[Start]

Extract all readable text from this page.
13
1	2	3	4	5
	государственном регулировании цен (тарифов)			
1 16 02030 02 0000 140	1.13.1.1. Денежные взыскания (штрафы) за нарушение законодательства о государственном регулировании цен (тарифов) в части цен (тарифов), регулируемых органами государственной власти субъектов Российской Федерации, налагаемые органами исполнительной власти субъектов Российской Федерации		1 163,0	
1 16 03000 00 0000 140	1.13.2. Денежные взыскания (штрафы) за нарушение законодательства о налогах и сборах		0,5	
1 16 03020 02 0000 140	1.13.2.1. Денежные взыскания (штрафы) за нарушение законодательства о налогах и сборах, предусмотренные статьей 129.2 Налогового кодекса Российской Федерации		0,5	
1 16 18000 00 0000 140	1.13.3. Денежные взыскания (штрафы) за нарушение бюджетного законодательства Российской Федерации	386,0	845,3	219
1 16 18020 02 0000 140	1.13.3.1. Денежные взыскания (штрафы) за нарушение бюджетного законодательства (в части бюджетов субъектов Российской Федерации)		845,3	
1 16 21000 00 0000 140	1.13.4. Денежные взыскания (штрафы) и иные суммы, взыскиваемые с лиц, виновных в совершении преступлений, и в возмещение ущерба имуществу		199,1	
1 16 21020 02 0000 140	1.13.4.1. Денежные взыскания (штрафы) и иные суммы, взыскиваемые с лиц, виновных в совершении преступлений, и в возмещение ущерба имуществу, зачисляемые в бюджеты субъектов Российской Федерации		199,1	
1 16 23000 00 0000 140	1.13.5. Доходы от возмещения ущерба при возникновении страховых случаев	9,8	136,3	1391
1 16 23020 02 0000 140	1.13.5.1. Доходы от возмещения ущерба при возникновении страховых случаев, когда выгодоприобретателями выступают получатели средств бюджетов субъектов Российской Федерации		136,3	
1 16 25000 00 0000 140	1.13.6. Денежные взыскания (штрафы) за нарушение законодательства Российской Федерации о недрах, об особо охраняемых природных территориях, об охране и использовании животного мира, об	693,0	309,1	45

[End]

▶ INSTRUCTIONS TO FOLLOW
Copy all lines from the entries that contain the word "страховых".

▶ RESULT BELOW
1 16 23000 00 0000 140	1.13.5. Доходы от возмещения ущерба при возникновении страховых случаев	9,8	136,3	1391
1 16 23020 02 0000 140	1.13.5.1. Доходы от возмещения ущерба при возникновении страховых случаев, когда выгодоприобретателями выступают получатели средств бюджетов субъектов Российской Федерации		136,3	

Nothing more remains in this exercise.